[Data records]
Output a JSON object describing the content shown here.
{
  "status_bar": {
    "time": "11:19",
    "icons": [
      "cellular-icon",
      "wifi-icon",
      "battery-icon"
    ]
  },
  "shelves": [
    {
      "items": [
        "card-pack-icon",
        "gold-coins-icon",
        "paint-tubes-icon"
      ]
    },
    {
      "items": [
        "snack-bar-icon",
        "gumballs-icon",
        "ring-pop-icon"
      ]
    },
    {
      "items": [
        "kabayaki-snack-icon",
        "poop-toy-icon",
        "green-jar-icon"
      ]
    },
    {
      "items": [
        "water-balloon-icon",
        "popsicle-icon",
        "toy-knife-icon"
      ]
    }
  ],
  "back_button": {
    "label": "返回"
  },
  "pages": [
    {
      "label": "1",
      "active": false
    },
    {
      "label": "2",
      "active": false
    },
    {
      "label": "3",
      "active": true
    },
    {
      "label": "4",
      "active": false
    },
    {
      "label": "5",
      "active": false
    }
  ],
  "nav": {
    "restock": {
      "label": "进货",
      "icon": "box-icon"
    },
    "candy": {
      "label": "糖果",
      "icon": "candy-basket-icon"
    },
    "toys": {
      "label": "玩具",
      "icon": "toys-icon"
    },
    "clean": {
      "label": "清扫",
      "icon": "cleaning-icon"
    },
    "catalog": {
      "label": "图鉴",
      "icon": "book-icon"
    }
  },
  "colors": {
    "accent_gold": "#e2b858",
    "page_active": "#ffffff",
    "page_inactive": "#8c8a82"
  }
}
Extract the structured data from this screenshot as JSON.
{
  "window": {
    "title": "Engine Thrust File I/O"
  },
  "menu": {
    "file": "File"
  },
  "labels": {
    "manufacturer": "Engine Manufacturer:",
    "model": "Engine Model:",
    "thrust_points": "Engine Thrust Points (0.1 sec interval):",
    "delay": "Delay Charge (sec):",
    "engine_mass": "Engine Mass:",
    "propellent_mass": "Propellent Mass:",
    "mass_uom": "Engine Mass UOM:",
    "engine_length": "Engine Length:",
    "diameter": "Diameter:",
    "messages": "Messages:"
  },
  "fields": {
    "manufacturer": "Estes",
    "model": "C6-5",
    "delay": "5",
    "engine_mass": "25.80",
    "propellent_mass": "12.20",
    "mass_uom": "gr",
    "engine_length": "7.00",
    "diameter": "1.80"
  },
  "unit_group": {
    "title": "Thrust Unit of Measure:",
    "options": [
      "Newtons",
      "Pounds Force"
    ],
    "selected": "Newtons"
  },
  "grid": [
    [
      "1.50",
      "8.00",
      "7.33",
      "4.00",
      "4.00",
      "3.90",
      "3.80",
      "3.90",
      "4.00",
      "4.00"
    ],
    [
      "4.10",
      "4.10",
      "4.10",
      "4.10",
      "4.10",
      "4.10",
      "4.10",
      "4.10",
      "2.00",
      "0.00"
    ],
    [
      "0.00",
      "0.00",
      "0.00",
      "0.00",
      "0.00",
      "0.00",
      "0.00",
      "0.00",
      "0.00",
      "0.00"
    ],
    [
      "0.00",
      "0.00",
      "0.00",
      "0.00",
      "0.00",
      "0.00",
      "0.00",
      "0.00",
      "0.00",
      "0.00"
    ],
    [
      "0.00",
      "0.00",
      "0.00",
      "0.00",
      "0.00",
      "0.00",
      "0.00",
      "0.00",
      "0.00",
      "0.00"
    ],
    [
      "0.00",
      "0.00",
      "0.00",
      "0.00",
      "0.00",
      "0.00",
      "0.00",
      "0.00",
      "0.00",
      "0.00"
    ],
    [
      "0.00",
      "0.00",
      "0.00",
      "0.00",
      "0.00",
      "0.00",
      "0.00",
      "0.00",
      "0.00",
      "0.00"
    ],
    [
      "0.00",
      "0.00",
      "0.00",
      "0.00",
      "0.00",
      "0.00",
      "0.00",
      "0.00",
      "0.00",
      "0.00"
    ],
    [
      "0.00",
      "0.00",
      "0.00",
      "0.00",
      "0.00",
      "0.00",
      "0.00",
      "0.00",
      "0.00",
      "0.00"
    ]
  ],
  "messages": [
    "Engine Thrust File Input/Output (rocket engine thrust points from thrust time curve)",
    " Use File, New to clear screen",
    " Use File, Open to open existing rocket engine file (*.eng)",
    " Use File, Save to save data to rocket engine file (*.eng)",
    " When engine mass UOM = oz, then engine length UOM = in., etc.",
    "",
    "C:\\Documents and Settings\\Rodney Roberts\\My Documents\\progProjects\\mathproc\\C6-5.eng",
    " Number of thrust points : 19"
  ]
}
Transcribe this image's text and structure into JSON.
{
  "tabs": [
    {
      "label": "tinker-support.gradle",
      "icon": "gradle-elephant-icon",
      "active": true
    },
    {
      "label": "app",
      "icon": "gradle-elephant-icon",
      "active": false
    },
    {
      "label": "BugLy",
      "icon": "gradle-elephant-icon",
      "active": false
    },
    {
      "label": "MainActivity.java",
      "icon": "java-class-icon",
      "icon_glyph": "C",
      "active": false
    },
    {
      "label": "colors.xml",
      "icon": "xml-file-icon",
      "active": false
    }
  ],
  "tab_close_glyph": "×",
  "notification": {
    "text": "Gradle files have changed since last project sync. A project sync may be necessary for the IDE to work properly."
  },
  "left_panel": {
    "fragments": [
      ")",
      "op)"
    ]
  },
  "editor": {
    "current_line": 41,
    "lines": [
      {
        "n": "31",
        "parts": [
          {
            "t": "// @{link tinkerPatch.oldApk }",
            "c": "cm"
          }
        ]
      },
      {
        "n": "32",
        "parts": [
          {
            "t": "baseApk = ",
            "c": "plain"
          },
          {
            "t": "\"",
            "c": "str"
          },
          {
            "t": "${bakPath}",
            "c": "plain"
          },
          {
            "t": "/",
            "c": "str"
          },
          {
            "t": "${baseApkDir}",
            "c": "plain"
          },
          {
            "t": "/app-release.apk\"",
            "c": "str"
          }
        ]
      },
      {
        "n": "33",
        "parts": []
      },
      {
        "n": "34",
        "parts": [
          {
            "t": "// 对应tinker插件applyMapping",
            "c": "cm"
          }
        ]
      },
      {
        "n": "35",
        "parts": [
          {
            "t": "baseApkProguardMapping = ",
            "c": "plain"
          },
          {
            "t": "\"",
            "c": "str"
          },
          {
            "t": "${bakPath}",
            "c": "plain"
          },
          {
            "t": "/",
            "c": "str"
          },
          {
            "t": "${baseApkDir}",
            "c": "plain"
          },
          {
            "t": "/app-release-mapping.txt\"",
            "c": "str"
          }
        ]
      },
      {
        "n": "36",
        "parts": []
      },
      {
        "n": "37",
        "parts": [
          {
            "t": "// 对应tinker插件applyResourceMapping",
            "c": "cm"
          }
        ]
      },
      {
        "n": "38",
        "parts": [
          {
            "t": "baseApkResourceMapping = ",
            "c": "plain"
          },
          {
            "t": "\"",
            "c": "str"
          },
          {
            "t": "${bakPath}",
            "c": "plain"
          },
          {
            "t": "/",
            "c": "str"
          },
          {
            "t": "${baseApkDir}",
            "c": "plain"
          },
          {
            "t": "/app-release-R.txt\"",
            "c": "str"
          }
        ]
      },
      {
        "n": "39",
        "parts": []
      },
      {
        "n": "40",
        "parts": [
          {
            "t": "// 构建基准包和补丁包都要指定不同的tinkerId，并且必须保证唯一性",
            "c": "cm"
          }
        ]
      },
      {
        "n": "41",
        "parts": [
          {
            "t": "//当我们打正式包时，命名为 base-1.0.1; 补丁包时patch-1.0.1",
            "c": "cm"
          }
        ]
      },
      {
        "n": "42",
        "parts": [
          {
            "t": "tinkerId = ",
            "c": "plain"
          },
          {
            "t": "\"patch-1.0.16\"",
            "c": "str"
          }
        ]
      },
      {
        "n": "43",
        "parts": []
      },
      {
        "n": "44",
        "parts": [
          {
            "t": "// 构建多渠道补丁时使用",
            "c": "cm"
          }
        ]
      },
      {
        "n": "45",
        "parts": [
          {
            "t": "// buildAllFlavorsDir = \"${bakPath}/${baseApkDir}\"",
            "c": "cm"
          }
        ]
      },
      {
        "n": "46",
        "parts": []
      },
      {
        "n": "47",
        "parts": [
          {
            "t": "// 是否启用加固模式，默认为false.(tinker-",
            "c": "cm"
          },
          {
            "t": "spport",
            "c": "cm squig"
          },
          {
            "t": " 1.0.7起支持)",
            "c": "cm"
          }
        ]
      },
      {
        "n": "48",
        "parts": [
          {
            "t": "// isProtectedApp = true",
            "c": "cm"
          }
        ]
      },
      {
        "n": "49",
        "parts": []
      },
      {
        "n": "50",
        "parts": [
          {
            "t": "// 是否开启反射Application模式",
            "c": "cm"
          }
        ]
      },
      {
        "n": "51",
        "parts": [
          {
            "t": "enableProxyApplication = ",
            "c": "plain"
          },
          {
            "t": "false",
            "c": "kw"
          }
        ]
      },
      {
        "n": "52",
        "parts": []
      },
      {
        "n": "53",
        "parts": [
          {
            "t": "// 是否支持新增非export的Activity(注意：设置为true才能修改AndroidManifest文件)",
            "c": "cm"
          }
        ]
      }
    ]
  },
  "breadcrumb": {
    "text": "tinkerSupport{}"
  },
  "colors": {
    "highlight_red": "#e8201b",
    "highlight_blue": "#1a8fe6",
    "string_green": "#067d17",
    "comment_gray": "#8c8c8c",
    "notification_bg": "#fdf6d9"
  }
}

Set exercise: Scan the data above; copy every line where "java" appears.

Result of the task:
      "label": "MainActivity.java",
      "icon": "java-class-icon",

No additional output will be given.